====== SOURCE DATA ======

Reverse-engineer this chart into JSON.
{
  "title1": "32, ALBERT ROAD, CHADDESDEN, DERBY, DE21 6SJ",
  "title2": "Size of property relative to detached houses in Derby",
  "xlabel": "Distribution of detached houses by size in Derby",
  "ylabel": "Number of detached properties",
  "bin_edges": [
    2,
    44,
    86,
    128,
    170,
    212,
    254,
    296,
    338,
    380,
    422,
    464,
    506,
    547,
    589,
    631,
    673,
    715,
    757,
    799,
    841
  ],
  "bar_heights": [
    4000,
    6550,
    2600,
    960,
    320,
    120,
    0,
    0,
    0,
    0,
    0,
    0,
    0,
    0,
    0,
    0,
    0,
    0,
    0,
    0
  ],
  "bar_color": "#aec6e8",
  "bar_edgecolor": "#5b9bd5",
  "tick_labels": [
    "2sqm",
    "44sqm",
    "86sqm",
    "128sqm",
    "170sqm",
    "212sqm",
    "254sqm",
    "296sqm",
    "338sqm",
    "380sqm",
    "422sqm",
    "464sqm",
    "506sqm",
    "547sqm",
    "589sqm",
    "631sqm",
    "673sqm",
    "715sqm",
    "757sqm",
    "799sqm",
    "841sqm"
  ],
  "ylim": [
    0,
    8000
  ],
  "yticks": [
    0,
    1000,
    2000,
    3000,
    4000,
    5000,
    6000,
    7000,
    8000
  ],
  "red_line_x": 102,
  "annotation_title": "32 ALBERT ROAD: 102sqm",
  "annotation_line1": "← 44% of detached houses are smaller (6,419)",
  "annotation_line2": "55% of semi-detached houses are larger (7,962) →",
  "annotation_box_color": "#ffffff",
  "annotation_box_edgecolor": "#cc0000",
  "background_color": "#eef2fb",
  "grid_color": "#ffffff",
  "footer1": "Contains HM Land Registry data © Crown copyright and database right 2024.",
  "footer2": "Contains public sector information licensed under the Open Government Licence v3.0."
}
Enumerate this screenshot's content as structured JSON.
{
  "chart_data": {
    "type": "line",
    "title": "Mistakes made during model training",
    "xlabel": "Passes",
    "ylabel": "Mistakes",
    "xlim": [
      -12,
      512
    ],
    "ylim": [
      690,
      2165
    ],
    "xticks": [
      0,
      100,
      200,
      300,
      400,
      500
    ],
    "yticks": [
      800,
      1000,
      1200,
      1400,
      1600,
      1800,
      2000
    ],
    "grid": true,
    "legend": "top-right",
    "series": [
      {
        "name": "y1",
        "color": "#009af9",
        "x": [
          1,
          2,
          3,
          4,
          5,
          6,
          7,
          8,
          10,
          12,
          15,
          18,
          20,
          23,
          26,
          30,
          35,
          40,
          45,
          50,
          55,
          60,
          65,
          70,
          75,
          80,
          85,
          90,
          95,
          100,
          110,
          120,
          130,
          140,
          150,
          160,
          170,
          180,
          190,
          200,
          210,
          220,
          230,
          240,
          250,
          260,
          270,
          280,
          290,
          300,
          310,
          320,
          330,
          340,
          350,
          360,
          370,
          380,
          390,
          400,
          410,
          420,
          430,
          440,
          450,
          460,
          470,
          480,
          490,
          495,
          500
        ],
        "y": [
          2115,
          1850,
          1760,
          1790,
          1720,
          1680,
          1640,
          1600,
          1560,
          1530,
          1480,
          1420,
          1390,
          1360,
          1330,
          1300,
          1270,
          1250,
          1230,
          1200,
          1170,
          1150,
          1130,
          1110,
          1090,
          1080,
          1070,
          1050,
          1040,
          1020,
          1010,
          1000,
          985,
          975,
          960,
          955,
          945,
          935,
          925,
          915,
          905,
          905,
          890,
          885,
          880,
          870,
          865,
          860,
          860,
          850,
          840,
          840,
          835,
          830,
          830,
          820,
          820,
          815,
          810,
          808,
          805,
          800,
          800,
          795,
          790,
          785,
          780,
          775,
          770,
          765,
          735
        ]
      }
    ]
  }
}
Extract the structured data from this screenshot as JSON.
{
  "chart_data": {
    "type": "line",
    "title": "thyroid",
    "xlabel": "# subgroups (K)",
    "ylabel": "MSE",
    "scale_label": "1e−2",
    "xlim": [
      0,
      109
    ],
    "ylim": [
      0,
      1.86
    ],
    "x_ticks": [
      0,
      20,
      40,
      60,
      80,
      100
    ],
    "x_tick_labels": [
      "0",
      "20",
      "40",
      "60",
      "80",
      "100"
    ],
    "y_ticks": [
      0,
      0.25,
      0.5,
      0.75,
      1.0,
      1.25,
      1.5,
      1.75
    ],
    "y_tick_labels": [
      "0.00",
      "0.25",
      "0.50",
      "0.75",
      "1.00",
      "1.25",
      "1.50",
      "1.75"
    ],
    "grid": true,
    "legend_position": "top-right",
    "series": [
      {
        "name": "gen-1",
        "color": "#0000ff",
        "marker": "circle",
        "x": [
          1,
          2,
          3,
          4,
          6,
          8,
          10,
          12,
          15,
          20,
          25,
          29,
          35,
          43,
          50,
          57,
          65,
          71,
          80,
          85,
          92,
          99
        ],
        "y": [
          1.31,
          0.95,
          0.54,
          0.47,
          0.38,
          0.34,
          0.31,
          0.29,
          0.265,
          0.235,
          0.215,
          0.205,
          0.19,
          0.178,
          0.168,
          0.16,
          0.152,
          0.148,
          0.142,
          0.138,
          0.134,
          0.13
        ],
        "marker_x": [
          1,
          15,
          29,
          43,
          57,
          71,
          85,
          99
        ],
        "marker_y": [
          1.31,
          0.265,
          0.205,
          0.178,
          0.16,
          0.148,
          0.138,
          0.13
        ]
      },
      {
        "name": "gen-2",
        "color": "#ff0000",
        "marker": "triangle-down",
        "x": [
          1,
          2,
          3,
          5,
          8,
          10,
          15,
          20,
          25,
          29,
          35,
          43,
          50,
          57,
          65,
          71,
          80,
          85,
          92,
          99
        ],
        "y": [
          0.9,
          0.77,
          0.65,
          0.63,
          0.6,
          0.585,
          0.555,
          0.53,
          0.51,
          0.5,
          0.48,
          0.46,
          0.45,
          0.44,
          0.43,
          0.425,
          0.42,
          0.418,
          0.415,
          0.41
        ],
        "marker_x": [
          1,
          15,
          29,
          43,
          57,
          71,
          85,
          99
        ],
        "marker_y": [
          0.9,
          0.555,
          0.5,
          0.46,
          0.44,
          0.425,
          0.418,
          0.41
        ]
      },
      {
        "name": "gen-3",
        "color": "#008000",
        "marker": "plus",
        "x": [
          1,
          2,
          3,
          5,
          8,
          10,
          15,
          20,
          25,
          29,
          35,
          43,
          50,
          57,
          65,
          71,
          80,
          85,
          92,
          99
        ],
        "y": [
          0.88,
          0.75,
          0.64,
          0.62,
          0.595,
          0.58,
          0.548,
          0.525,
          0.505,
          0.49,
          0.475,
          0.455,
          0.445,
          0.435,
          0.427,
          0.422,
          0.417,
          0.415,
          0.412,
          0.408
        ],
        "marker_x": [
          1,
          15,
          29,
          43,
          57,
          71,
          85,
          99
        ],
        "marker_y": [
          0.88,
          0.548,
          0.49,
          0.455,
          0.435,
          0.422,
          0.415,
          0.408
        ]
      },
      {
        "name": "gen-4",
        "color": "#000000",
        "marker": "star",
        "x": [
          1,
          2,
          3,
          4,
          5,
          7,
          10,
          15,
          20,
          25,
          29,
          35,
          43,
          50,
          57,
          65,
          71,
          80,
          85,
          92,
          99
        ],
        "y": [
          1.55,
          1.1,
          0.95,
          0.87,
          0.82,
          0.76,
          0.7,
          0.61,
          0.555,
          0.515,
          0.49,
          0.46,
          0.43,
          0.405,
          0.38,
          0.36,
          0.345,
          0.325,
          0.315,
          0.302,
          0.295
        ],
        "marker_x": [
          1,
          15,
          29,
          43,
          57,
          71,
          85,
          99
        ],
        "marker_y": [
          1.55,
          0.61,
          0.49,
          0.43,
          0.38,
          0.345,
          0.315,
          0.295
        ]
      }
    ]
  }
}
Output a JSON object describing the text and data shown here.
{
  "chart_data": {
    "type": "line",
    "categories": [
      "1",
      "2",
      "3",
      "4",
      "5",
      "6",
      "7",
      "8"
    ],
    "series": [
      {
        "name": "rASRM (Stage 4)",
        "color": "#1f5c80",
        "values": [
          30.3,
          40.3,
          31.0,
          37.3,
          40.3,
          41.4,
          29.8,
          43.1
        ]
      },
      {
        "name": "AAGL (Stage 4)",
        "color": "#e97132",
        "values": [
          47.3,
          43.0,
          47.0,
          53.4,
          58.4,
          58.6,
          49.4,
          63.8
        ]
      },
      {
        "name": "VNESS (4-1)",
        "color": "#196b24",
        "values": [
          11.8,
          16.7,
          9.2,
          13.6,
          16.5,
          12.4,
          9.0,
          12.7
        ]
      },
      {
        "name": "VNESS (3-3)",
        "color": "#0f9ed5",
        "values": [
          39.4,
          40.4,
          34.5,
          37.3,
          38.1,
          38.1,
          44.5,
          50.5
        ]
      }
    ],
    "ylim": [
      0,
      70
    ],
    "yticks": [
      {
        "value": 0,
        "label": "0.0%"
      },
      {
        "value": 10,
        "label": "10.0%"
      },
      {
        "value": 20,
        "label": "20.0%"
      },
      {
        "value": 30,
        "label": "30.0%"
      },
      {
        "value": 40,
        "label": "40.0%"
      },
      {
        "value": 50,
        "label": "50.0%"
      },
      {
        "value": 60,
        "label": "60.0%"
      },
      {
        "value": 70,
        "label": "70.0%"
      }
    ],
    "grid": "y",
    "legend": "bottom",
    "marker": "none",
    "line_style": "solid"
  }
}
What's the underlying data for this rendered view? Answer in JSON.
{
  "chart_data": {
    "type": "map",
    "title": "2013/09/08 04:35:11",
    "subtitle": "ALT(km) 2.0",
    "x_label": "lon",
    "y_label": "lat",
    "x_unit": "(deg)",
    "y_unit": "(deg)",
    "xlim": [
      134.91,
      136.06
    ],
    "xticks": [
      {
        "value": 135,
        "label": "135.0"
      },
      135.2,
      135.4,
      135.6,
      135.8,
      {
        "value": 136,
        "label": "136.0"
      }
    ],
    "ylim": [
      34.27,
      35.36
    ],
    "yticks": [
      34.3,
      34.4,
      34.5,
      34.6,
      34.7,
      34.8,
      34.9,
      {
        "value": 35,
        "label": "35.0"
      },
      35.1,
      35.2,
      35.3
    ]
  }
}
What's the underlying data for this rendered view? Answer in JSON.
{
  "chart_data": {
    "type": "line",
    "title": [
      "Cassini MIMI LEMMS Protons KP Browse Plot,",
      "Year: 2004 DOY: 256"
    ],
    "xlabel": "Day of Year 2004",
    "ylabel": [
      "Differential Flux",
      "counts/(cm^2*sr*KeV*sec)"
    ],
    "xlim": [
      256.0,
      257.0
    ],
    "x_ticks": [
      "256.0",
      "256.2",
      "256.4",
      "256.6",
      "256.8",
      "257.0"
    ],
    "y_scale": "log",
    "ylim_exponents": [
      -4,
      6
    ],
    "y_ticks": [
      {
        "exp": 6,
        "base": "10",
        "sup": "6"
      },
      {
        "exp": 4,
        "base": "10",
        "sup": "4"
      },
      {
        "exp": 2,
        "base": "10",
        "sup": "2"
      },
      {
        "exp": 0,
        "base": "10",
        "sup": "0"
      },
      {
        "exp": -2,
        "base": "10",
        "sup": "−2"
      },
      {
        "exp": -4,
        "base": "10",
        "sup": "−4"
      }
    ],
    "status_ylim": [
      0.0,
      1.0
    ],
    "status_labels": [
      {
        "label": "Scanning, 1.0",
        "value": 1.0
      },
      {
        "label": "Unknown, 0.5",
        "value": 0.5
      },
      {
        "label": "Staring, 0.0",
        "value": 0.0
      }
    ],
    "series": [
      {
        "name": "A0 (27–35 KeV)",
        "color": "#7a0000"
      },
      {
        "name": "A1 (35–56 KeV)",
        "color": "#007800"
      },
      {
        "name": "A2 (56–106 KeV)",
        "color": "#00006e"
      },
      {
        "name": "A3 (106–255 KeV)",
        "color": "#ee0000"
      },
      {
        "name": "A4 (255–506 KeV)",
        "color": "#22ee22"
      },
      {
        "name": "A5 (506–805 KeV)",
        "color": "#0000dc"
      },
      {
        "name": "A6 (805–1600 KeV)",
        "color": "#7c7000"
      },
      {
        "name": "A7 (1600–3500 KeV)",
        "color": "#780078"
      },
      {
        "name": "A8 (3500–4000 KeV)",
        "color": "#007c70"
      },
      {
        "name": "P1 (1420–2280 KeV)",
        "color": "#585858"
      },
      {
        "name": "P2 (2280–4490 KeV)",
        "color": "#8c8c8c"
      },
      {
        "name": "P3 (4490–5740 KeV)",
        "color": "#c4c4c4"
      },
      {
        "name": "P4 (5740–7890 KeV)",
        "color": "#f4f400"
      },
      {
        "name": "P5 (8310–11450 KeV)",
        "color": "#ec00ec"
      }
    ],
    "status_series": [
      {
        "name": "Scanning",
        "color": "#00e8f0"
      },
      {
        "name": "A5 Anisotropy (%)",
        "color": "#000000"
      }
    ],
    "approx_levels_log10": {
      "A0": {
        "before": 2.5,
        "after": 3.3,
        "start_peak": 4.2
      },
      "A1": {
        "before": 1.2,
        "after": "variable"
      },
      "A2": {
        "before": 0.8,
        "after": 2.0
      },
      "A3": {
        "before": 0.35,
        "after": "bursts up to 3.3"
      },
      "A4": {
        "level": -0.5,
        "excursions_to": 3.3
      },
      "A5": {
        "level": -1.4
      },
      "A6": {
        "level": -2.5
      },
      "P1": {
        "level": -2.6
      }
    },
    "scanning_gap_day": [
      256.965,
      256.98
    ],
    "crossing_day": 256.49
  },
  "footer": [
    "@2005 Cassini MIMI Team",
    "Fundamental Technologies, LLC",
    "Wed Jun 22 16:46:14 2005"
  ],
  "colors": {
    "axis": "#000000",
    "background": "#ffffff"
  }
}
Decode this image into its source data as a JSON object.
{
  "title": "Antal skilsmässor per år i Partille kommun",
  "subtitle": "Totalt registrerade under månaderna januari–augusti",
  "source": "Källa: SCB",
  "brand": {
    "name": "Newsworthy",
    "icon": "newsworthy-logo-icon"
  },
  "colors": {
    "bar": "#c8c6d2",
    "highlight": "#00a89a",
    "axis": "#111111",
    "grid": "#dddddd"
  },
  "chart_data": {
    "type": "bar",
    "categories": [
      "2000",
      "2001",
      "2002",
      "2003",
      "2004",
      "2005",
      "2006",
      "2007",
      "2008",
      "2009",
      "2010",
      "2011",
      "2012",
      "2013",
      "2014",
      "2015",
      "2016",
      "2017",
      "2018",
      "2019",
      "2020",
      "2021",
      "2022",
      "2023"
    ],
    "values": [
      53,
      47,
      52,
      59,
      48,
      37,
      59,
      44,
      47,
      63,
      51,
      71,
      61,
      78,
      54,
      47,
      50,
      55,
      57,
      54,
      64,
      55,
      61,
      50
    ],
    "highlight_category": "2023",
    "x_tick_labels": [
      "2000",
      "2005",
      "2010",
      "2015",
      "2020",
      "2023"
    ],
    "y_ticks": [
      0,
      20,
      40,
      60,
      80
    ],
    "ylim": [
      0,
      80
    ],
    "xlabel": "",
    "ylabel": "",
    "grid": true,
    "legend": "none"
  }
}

======

TASK BRIEF:
Search the data for the word "Mistakes" and copy each line where it appears.

FINAL RESULT:
    "title": "Mistakes made during model training",
    "ylabel": "Mistakes",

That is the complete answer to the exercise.